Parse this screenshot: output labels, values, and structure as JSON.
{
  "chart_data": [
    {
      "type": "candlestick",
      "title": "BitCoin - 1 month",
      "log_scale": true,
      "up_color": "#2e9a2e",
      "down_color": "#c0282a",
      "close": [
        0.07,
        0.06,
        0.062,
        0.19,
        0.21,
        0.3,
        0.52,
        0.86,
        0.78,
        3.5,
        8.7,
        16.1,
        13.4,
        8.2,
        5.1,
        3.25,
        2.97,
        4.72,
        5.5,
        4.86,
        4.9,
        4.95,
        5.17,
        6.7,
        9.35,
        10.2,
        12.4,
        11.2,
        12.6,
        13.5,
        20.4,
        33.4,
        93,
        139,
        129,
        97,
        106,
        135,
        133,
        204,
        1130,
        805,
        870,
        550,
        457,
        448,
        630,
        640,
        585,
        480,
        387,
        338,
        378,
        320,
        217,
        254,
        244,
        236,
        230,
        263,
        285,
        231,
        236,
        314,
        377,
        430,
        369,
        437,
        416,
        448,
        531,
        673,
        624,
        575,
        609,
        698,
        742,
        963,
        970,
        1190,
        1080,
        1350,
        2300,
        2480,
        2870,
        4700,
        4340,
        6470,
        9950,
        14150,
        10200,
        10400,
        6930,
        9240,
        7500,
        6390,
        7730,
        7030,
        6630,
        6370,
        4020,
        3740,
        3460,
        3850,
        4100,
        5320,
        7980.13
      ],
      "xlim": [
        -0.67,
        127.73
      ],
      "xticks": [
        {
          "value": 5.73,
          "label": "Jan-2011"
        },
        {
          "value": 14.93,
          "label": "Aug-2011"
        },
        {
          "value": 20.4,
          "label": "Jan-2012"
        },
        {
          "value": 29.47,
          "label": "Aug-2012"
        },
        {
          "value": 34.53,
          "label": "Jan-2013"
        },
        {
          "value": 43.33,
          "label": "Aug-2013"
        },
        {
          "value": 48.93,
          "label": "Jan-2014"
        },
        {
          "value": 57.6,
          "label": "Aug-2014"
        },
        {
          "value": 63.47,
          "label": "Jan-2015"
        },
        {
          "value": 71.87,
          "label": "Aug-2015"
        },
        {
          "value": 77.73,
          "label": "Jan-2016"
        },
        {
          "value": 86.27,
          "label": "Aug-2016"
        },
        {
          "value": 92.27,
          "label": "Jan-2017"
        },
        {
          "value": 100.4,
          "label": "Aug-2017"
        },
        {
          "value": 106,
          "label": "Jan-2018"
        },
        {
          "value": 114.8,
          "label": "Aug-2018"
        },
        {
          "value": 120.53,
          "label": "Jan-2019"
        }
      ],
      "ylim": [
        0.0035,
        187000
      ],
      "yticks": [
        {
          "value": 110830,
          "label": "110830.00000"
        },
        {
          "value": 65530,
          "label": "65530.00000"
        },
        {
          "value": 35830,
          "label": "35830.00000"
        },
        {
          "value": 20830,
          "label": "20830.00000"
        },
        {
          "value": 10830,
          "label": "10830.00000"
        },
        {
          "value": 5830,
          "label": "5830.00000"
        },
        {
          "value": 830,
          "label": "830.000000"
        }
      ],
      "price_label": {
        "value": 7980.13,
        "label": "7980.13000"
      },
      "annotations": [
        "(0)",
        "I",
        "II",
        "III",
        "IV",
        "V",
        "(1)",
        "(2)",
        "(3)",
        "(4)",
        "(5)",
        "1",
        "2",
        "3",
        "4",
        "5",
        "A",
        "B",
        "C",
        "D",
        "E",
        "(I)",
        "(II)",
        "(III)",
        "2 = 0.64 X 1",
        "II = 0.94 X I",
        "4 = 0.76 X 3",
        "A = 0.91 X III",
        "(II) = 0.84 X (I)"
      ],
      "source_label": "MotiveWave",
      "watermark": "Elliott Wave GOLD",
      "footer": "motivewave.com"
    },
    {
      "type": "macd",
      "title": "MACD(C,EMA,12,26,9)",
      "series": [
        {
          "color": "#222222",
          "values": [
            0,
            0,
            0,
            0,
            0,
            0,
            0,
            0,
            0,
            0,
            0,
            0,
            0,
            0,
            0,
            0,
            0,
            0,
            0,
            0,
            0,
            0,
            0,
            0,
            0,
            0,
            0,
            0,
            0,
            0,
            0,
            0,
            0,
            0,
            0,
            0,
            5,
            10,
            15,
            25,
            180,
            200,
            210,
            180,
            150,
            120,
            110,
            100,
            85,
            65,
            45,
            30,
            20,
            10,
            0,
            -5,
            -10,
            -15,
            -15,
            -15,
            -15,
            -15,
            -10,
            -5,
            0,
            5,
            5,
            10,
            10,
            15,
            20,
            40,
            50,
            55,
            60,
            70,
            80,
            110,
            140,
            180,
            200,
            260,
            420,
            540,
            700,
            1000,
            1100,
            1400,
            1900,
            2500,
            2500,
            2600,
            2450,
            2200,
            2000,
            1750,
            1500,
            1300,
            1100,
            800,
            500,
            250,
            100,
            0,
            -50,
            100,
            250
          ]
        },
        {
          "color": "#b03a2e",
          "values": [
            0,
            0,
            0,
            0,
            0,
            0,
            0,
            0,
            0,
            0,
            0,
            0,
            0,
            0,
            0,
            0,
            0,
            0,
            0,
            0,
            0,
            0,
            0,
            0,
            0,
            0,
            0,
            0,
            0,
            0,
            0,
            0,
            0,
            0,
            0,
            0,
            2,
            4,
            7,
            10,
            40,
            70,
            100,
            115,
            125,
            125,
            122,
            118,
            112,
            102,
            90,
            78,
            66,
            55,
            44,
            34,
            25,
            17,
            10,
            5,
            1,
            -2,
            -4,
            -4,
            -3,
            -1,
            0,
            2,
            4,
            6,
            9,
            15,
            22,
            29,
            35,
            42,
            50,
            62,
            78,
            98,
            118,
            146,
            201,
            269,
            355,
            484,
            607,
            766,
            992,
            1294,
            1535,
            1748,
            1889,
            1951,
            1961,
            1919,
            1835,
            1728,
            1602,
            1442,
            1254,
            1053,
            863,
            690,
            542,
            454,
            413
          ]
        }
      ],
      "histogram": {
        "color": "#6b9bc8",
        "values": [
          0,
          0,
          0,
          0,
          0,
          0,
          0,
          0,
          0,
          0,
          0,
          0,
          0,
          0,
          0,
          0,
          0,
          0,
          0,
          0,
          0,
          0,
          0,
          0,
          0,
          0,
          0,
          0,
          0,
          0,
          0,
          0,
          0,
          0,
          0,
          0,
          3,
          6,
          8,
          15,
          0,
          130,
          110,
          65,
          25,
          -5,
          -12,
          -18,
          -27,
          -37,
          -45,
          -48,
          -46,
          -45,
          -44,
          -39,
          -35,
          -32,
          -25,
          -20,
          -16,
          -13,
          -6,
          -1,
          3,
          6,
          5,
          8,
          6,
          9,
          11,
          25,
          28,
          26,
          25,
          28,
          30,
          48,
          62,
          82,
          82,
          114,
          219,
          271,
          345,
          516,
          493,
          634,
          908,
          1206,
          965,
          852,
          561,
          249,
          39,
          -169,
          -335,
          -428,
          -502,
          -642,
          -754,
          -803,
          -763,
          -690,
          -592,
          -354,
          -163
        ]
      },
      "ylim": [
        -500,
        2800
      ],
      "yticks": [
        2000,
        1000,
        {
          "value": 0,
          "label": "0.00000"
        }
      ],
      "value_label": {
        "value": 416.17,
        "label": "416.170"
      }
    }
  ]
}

=-=-=

Task directions
Return all of the data precisely as it appears.

Answer to the exercise
Parse this screenshot: output labels, values, and structure as JSON.
{
  "chart_data": [
    {
      "type": "candlestick",
      "title": "BitCoin - 1 month",
      "log_scale": true,
      "up_color": "#2e9a2e",
      "down_color": "#c0282a",
      "close": [
        0.07,
        0.06,
        0.062,
        0.19,
        0.21,
        0.3,
        0.52,
        0.86,
        0.78,
        3.5,
        8.7,
        16.1,
        13.4,
        8.2,
        5.1,
        3.25,
        2.97,
        4.72,
        5.5,
        4.86,
        4.9,
        4.95,
        5.17,
        6.7,
        9.35,
        10.2,
        12.4,
        11.2,
        12.6,
        13.5,
        20.4,
        33.4,
        93,
        139,
        129,
        97,
        106,
        135,
        133,
        204,
        1130,
        805,
        870,
        550,
        457,
        448,
        630,
        640,
        585,
        480,
        387,
        338,
        378,
        320,
        217,
        254,
        244,
        236,
        230,
        263,
        285,
        231,
        236,
        314,
        377,
        430,
        369,
        437,
        416,
        448,
        531,
        673,
        624,
        575,
        609,
        698,
        742,
        963,
        970,
        1190,
        1080,
        1350,
        2300,
        2480,
        2870,
        4700,
        4340,
        6470,
        9950,
        14150,
        10200,
        10400,
        6930,
        9240,
        7500,
        6390,
        7730,
        7030,
        6630,
        6370,
        4020,
        3740,
        3460,
        3850,
        4100,
        5320,
        7980.13
      ],
      "xlim": [
        -0.67,
        127.73
      ],
      "xticks": [
        {
          "value": 5.73,
          "label": "Jan-2011"
        },
        {
          "value": 14.93,
          "label": "Aug-2011"
        },
        {
          "value": 20.4,
          "label": "Jan-2012"
        },
        {
          "value": 29.47,
          "label": "Aug-2012"
        },
        {
          "value": 34.53,
          "label": "Jan-2013"
        },
        {
          "value": 43.33,
          "label": "Aug-2013"
        },
        {
          "value": 48.93,
          "label": "Jan-2014"
        },
        {
          "value": 57.6,
          "label": "Aug-2014"
        },
        {
          "value": 63.47,
          "label": "Jan-2015"
        },
        {
          "value": 71.87,
          "label": "Aug-2015"
        },
        {
          "value": 77.73,
          "label": "Jan-2016"
        },
        {
          "value": 86.27,
          "label": "Aug-2016"
        },
        {
          "value": 92.27,
          "label": "Jan-2017"
        },
        {
          "value": 100.4,
          "label": "Aug-2017"
        },
        {
          "value": 106,
          "label": "Jan-2018"
        },
        {
          "value": 114.8,
          "label": "Aug-2018"
        },
        {
          "value": 120.53,
          "label": "Jan-2019"
        }
      ],
      "ylim": [
        0.0035,
        187000
      ],
      "yticks": [
        {
          "value": 110830,
          "label": "110830.00000"
        },
        {
          "value": 65530,
          "label": "65530.00000"
        },
        {
          "value": 35830,
          "label": "35830.00000"
        },
        {
          "value": 20830,
          "label": "20830.00000"
        },
        {
          "value": 10830,
          "label": "10830.00000"
        },
        {
          "value": 5830,
          "label": "5830.00000"
        },
        {
          "value": 830,
          "label": "830.000000"
        }
      ],
      "price_label": {
        "value": 7980.13,
        "label": "7980.13000"
      },
      "annotations": [
        "(0)",
        "I",
        "II",
        "III",
        "IV",
        "V",
        "(1)",
        "(2)",
        "(3)",
        "(4)",
        "(5)",
        "1",
        "2",
        "3",
        "4",
        "5",
        "A",
        "B",
        "C",
        "D",
        "E",
        "(I)",
        "(II)",
        "(III)",
        "2 = 0.64 X 1",
        "II = 0.94 X I",
        "4 = 0.76 X 3",
        "A = 0.91 X III",
        "(II) = 0.84 X (I)"
      ],
      "source_label": "MotiveWave",
      "watermark": "Elliott Wave GOLD",
      "footer": "motivewave.com"
    },
    {
      "type": "macd",
      "title": "MACD(C,EMA,12,26,9)",
      "series": [
        {
          "color": "#222222",
          "values": [
            0,
            0,
            0,
            0,
            0,
            0,
            0,
            0,
            0,
            0,
            0,
            0,
            0,
            0,
            0,
            0,
            0,
            0,
            0,
            0,
            0,
            0,
            0,
            0,
            0,
            0,
            0,
            0,
            0,
            0,
            0,
            0,
            0,
            0,
            0,
            0,
            5,
            10,
            15,
            25,
            180,
            200,
            210,
            180,
            150,
            120,
            110,
            100,
            85,
            65,
            45,
            30,
            20,
            10,
            0,
            -5,
            -10,
            -15,
            -15,
            -15,
            -15,
            -15,
            -10,
            -5,
            0,
            5,
            5,
            10,
            10,
            15,
            20,
            40,
            50,
            55,
            60,
            70,
            80,
            110,
            140,
            180,
            200,
            260,
            420,
            540,
            700,
            1000,
            1100,
            1400,
            1900,
            2500,
            2500,
            2600,
            2450,
            2200,
            2000,
            1750,
            1500,
            1300,
            1100,
            800,
            500,
            250,
            100,
            0,
            -50,
            100,
            250
          ]
        },
        {
          "color": "#b03a2e",
          "values": [
            0,
            0,
            0,
            0,
            0,
            0,
            0,
            0,
            0,
            0,
            0,
            0,
            0,
            0,
            0,
            0,
            0,
            0,
            0,
            0,
            0,
            0,
            0,
            0,
            0,
            0,
            0,
            0,
            0,
            0,
            0,
            0,
            0,
            0,
            0,
            0,
            2,
            4,
            7,
            10,
            40,
            70,
            100,
            115,
            125,
            125,
            122,
            118,
            112,
            102,
            90,
            78,
            66,
            55,
            44,
            34,
            25,
            17,
            10,
            5,
            1,
            -2,
            -4,
            -4,
            -3,
            -1,
            0,
            2,
            4,
            6,
            9,
            15,
            22,
            29,
            35,
            42,
            50,
            62,
            78,
            98,
            118,
            146,
            201,
            269,
            355,
            484,
            607,
            766,
            992,
            1294,
            1535,
            1748,
            1889,
            1951,
            1961,
            1919,
            1835,
            1728,
            1602,
            1442,
            1254,
            1053,
            863,
            690,
            542,
            454,
            413
          ]
        }
      ],
      "histogram": {
        "color": "#6b9bc8",
        "values": [
          0,
          0,
          0,
          0,
          0,
          0,
          0,
          0,
          0,
          0,
          0,
          0,
          0,
          0,
          0,
          0,
          0,
          0,
          0,
          0,
          0,
          0,
          0,
          0,
          0,
          0,
          0,
          0,
          0,
          0,
          0,
          0,
          0,
          0,
          0,
          0,
          3,
          6,
          8,
          15,
          0,
          130,
          110,
          65,
          25,
          -5,
          -12,
          -18,
          -27,
          -37,
          -45,
          -48,
          -46,
          -45,
          -44,
          -39,
          -35,
          -32,
          -25,
          -20,
          -16,
          -13,
          -6,
          -1,
          3,
          6,
          5,
          8,
          6,
          9,
          11,
          25,
          28,
          26,
          25,
          28,
          30,
          48,
          62,
          82,
          82,
          114,
          219,
          271,
          345,
          516,
          493,
          634,
          908,
          1206,
          965,
          852,
          561,
          249,
          39,
          -169,
          -335,
          -428,
          -502,
          -642,
          -754,
          -803,
          -763,
          -690,
          -592,
          -354,
          -163
        ]
      },
      "ylim": [
        -500,
        2800
      ],
      "yticks": [
        2000,
        1000,
        {
          "value": 0,
          "label": "0.00000"
        }
      ],
      "value_label": {
        "value": 416.17,
        "label": "416.170"
      }
    }
  ]
}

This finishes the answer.